Work to complete - Go through the data below and copy it exactly, skipping every picture.

Data entries -
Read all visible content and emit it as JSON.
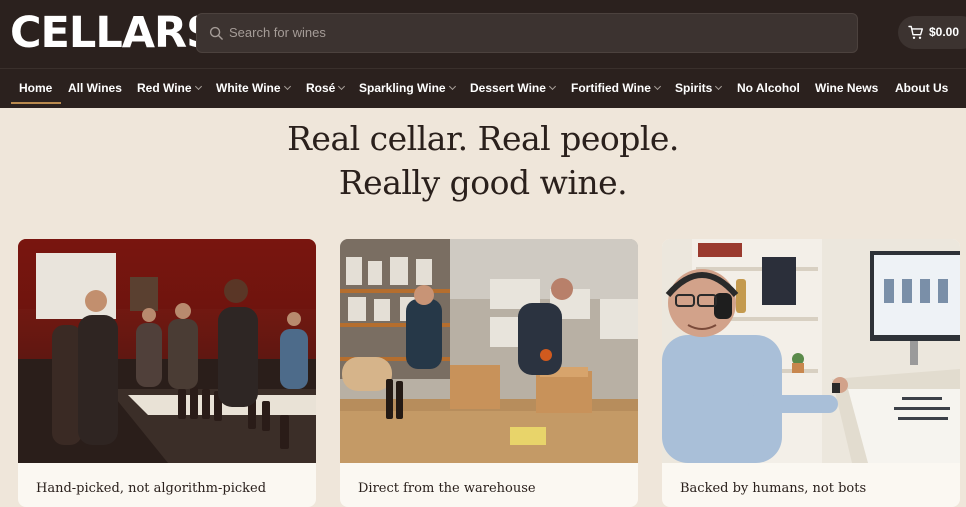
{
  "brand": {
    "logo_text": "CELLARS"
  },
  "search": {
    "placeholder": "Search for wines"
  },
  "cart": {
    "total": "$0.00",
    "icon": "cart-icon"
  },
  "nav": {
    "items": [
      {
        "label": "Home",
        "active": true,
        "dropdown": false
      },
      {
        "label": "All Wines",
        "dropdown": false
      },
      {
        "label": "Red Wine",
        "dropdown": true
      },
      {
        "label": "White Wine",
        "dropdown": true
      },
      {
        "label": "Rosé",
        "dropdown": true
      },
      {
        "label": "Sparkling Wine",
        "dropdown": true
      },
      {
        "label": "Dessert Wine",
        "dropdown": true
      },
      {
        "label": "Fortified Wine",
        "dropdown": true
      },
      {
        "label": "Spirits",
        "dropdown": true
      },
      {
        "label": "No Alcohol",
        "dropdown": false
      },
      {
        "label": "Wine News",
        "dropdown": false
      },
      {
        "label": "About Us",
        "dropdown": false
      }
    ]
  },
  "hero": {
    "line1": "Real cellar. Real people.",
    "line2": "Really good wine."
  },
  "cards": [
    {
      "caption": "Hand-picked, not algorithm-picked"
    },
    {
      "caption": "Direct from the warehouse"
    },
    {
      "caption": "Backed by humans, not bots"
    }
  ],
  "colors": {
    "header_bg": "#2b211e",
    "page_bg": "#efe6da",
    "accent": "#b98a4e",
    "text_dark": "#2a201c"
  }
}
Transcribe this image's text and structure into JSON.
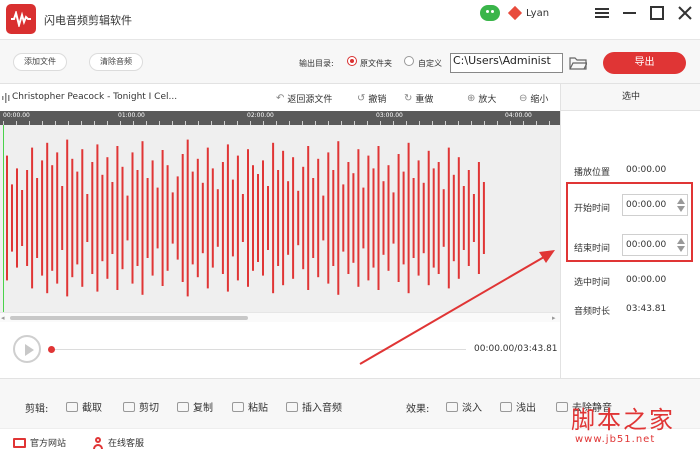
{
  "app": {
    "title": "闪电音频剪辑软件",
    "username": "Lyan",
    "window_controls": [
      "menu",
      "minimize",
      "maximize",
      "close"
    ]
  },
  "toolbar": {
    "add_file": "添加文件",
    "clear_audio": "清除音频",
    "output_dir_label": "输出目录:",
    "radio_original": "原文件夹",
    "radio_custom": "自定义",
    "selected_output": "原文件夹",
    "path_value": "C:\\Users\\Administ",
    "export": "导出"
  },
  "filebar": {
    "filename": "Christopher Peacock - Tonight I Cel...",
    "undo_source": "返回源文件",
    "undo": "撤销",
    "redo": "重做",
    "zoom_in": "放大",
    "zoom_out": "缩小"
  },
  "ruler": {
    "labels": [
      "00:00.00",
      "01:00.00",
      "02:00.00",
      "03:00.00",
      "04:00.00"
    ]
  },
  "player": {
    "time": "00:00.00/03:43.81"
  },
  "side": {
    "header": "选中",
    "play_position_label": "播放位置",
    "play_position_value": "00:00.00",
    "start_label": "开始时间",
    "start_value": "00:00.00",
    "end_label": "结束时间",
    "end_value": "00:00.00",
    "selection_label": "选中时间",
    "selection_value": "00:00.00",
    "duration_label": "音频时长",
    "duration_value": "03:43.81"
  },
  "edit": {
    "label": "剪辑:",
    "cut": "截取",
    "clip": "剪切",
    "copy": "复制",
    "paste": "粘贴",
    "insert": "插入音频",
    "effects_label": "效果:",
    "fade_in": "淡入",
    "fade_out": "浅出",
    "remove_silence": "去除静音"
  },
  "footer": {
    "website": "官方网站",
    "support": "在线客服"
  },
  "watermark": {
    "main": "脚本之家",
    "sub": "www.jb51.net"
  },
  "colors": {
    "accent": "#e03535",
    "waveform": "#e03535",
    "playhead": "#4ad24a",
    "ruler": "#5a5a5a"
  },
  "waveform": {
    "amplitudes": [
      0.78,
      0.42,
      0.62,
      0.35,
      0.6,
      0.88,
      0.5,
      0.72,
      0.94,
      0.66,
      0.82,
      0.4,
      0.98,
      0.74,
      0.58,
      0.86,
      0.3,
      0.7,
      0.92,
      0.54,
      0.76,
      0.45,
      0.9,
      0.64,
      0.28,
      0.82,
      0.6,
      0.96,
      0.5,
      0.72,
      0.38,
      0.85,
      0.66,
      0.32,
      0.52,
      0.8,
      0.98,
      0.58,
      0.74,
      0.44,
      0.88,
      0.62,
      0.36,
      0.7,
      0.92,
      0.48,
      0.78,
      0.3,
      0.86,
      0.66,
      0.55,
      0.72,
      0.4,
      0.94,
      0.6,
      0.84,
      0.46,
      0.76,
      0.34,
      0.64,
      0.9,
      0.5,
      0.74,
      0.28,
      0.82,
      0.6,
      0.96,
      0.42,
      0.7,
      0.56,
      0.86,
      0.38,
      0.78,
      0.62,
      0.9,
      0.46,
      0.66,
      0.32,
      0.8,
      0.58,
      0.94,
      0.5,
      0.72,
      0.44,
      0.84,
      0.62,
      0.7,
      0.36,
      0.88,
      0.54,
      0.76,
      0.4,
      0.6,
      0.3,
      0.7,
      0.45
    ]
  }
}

Task solution -
Read all visible content and emit it as JSON.
{
  "brand": {
    "logo_text": "CELLARS"
  },
  "search": {
    "placeholder": "Search for wines"
  },
  "cart": {
    "total": "$0.00",
    "icon": "cart-icon"
  },
  "nav": {
    "items": [
      {
        "label": "Home",
        "active": true,
        "dropdown": false
      },
      {
        "label": "All Wines",
        "dropdown": false
      },
      {
        "label": "Red Wine",
        "dropdown": true
      },
      {
        "label": "White Wine",
        "dropdown": true
      },
      {
        "label": "Rosé",
        "dropdown": true
      },
      {
        "label": "Sparkling Wine",
        "dropdown": true
      },
      {
        "label": "Dessert Wine",
        "dropdown": true
      },
      {
        "label": "Fortified Wine",
        "dropdown": true
      },
      {
        "label": "Spirits",
        "dropdown": true
      },
      {
        "label": "No Alcohol",
        "dropdown": false
      },
      {
        "label": "Wine News",
        "dropdown": false
      },
      {
        "label": "About Us",
        "dropdown": false
      }
    ]
  },
  "hero": {
    "line1": "Real cellar. Real people.",
    "line2": "Really good wine."
  },
  "cards": [
    {
      "caption": "Hand-picked, not algorithm-picked"
    },
    {
      "caption": "Direct from the warehouse"
    },
    {
      "caption": "Backed by humans, not bots"
    }
  ],
  "colors": {
    "header_bg": "#2b211e",
    "page_bg": "#efe6da",
    "accent": "#b98a4e",
    "text_dark": "#2a201c"
  }
}
Transcribe this image's text and structure into JSON.
{
  "app": {
    "title": "闪电音频剪辑软件",
    "username": "Lyan",
    "window_controls": [
      "menu",
      "minimize",
      "maximize",
      "close"
    ]
  },
  "toolbar": {
    "add_file": "添加文件",
    "clear_audio": "清除音频",
    "output_dir_label": "输出目录:",
    "radio_original": "原文件夹",
    "radio_custom": "自定义",
    "selected_output": "原文件夹",
    "path_value": "C:\\Users\\Administ",
    "export": "导出"
  },
  "filebar": {
    "filename": "Christopher Peacock - Tonight I Cel...",
    "undo_source": "返回源文件",
    "undo": "撤销",
    "redo": "重做",
    "zoom_in": "放大",
    "zoom_out": "缩小"
  },
  "ruler": {
    "labels": [
      "00:00.00",
      "01:00.00",
      "02:00.00",
      "03:00.00",
      "04:00.00"
    ]
  },
  "player": {
    "time": "00:00.00/03:43.81"
  },
  "side": {
    "header": "选中",
    "play_position_label": "播放位置",
    "play_position_value": "00:00.00",
    "start_label": "开始时间",
    "start_value": "00:00.00",
    "end_label": "结束时间",
    "end_value": "00:00.00",
    "selection_label": "选中时间",
    "selection_value": "00:00.00",
    "duration_label": "音频时长",
    "duration_value": "03:43.81"
  },
  "edit": {
    "label": "剪辑:",
    "cut": "截取",
    "clip": "剪切",
    "copy": "复制",
    "paste": "粘贴",
    "insert": "插入音频",
    "effects_label": "效果:",
    "fade_in": "淡入",
    "fade_out": "浅出",
    "remove_silence": "去除静音"
  },
  "footer": {
    "website": "官方网站",
    "support": "在线客服"
  },
  "watermark": {
    "main": "脚本之家",
    "sub": "www.jb51.net"
  },
  "colors": {
    "accent": "#e03535",
    "waveform": "#e03535",
    "playhead": "#4ad24a",
    "ruler": "#5a5a5a"
  },
  "waveform": {
    "amplitudes": [
      0.78,
      0.42,
      0.62,
      0.35,
      0.6,
      0.88,
      0.5,
      0.72,
      0.94,
      0.66,
      0.82,
      0.4,
      0.98,
      0.74,
      0.58,
      0.86,
      0.3,
      0.7,
      0.92,
      0.54,
      0.76,
      0.45,
      0.9,
      0.64,
      0.28,
      0.82,
      0.6,
      0.96,
      0.5,
      0.72,
      0.38,
      0.85,
      0.66,
      0.32,
      0.52,
      0.8,
      0.98,
      0.58,
      0.74,
      0.44,
      0.88,
      0.62,
      0.36,
      0.7,
      0.92,
      0.48,
      0.78,
      0.3,
      0.86,
      0.66,
      0.55,
      0.72,
      0.4,
      0.94,
      0.6,
      0.84,
      0.46,
      0.76,
      0.34,
      0.64,
      0.9,
      0.5,
      0.74,
      0.28,
      0.82,
      0.6,
      0.96,
      0.42,
      0.7,
      0.56,
      0.86,
      0.38,
      0.78,
      0.62,
      0.9,
      0.46,
      0.66,
      0.32,
      0.8,
      0.58,
      0.94,
      0.5,
      0.72,
      0.44,
      0.84,
      0.62,
      0.7,
      0.36,
      0.88,
      0.54,
      0.76,
      0.4,
      0.6,
      0.3,
      0.7,
      0.45
    ]
  }
}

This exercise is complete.